**WORK TO BE COMPLETED:** Take the line that contains "Decode this image" and every line after it in the material below, and quote them exactly.
======== MATERIAL FOR THIS TASK
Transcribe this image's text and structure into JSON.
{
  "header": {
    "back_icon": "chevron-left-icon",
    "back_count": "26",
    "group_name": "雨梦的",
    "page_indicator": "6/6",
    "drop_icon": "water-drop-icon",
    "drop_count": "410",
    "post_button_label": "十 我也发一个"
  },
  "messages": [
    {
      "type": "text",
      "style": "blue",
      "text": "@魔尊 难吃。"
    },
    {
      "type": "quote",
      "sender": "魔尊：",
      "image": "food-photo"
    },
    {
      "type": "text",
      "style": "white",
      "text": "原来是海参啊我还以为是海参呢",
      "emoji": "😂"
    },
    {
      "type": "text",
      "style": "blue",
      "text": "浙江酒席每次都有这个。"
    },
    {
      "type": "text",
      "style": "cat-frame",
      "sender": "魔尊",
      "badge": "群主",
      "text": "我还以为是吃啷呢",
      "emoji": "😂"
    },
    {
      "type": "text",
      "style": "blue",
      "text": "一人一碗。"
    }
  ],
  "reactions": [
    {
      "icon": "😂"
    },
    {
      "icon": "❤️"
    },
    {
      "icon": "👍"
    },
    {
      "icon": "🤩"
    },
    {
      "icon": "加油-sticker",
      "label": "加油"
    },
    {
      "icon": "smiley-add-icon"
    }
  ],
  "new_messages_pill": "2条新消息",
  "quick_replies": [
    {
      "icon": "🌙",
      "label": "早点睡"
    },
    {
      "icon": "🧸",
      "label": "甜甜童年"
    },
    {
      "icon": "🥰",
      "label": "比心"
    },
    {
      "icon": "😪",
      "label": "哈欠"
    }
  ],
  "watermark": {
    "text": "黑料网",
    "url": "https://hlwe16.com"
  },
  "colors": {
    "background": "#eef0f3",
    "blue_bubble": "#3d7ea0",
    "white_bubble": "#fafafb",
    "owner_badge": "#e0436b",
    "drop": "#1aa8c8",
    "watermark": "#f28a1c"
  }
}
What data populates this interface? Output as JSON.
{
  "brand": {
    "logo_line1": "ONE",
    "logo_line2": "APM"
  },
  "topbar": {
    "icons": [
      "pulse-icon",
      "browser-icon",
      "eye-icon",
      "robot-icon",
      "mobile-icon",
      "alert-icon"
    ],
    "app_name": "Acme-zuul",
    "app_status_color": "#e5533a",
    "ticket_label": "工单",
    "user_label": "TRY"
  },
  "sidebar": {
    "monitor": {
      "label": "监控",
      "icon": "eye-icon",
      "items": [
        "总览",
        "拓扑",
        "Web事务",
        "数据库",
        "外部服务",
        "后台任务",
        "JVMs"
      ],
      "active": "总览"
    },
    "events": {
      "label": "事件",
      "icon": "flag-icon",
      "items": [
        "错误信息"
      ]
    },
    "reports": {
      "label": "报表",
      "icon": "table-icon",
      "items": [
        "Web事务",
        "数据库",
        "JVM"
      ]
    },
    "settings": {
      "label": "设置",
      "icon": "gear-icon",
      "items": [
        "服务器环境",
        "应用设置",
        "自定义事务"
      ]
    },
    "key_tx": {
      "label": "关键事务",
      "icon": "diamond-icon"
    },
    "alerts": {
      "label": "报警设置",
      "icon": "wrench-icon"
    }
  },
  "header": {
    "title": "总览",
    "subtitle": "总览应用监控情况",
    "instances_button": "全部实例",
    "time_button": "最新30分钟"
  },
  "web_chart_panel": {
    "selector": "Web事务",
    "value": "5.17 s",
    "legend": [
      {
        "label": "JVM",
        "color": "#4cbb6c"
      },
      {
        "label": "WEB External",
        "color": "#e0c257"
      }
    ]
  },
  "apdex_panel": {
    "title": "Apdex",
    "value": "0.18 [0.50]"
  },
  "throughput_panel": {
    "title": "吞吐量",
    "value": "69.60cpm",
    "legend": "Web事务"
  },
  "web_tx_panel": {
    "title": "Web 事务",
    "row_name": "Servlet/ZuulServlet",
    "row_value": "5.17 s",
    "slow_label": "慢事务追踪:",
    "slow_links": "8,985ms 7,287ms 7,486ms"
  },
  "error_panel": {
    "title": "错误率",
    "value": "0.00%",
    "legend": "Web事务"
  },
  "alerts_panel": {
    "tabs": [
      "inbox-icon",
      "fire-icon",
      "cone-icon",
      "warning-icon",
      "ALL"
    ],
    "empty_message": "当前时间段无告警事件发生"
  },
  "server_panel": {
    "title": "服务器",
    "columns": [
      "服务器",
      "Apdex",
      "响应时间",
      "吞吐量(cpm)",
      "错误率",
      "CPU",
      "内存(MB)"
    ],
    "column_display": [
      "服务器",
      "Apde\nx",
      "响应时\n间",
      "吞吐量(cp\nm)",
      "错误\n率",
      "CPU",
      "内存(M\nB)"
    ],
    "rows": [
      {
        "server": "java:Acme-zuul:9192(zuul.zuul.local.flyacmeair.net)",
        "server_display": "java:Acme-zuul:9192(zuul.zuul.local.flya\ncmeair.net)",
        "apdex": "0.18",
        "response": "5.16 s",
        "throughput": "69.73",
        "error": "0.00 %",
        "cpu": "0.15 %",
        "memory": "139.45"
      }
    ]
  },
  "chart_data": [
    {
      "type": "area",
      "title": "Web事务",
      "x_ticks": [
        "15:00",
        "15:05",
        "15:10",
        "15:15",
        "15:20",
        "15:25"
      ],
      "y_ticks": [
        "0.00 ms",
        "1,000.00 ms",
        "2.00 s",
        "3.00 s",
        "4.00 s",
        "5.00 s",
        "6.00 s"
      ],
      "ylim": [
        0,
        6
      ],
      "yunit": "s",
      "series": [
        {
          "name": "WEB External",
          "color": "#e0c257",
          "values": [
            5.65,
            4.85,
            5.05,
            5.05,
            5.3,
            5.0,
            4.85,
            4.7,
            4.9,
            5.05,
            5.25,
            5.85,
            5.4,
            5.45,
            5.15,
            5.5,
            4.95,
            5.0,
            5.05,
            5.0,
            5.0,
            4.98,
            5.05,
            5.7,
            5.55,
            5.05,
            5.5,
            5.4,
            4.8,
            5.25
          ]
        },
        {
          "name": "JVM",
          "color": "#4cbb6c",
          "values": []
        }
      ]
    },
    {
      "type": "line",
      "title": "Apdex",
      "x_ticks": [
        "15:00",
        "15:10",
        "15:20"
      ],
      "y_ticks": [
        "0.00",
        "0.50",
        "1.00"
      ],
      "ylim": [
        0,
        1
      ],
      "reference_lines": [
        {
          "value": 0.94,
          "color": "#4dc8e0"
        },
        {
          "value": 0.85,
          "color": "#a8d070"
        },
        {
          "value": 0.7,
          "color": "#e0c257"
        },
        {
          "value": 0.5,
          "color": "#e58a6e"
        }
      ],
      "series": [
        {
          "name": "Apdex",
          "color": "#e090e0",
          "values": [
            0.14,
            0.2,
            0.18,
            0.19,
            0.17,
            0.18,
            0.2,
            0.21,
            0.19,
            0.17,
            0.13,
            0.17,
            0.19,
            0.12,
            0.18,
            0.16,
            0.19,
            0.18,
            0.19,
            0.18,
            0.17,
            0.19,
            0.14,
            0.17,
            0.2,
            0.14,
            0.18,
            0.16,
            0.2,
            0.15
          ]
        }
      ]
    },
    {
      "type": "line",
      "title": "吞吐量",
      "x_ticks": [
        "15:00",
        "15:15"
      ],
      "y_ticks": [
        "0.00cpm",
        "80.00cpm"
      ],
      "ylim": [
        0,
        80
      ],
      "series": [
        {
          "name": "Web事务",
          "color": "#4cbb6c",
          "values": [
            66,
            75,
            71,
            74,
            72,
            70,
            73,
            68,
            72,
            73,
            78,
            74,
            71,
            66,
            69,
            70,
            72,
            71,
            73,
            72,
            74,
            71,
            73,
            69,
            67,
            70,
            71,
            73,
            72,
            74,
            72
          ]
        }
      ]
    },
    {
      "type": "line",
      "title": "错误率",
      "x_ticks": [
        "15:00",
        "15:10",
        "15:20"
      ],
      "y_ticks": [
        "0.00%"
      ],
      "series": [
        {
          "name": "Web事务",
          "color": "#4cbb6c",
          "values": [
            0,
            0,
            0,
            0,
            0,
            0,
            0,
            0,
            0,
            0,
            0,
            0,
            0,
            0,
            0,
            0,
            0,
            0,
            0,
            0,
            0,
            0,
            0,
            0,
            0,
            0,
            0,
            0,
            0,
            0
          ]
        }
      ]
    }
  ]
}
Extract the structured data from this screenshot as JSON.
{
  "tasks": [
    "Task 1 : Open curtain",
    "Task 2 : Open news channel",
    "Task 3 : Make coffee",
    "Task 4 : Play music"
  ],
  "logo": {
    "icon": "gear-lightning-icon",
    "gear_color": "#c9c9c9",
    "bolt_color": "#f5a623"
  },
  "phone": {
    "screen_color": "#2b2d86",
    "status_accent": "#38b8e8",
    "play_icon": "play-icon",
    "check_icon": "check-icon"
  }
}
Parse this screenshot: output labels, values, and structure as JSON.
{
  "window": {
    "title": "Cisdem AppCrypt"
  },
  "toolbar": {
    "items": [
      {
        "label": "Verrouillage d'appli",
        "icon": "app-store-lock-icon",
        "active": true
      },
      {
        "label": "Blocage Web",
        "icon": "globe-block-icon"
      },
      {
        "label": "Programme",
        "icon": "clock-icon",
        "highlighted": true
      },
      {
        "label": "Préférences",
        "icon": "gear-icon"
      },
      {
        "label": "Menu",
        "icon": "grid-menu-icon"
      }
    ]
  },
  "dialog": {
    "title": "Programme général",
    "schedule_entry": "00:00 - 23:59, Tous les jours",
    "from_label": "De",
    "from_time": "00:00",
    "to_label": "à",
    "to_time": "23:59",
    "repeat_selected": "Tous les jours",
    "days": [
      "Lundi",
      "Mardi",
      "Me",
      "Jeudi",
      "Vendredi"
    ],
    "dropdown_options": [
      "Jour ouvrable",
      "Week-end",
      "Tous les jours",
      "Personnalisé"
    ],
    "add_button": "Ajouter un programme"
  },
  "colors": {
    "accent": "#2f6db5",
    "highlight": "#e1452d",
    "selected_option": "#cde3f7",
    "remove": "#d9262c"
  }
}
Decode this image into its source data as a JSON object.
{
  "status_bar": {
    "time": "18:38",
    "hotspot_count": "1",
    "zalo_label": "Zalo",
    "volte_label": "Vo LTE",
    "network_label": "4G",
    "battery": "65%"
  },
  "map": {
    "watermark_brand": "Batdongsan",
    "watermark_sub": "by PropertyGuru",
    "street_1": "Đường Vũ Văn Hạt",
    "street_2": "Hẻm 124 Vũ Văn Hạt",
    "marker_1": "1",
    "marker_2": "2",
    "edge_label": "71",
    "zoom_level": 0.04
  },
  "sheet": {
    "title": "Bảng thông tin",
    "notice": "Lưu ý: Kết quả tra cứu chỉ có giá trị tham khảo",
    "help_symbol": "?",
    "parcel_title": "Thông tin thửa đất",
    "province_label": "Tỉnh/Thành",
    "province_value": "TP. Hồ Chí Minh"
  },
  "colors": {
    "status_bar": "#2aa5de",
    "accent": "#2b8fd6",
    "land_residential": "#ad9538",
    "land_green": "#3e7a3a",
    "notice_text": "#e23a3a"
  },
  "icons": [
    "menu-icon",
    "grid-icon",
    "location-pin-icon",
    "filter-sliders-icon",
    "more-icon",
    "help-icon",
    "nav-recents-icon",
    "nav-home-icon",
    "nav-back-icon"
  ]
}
================
**THE REPLY:**
Decode this image into its source data as a JSON object.
{
  "status_bar": {
    "time": "18:38",
    "hotspot_count": "1",
    "zalo_label": "Zalo",
    "volte_label": "Vo LTE",
    "network_label": "4G",
    "battery": "65%"
  },
  "map": {
    "watermark_brand": "Batdongsan",
    "watermark_sub": "by PropertyGuru",
    "street_1": "Đường Vũ Văn Hạt",
    "street_2": "Hẻm 124 Vũ Văn Hạt",
    "marker_1": "1",
    "marker_2": "2",
    "edge_label": "71",
    "zoom_level": 0.04
  },
  "sheet": {
    "title": "Bảng thông tin",
    "notice": "Lưu ý: Kết quả tra cứu chỉ có giá trị tham khảo",
    "help_symbol": "?",
    "parcel_title": "Thông tin thửa đất",
    "province_label": "Tỉnh/Thành",
    "province_value": "TP. Hồ Chí Minh"
  },
  "colors": {
    "status_bar": "#2aa5de",
    "accent": "#2b8fd6",
    "land_residential": "#ad9538",
    "land_green": "#3e7a3a",
    "notice_text": "#e23a3a"
  },
  "icons": [
    "menu-icon",
    "grid-icon",
    "location-pin-icon",
    "filter-sliders-icon",
    "more-icon",
    "help-icon",
    "nav-recents-icon",
    "nav-home-icon",
    "nav-back-icon"
  ]
}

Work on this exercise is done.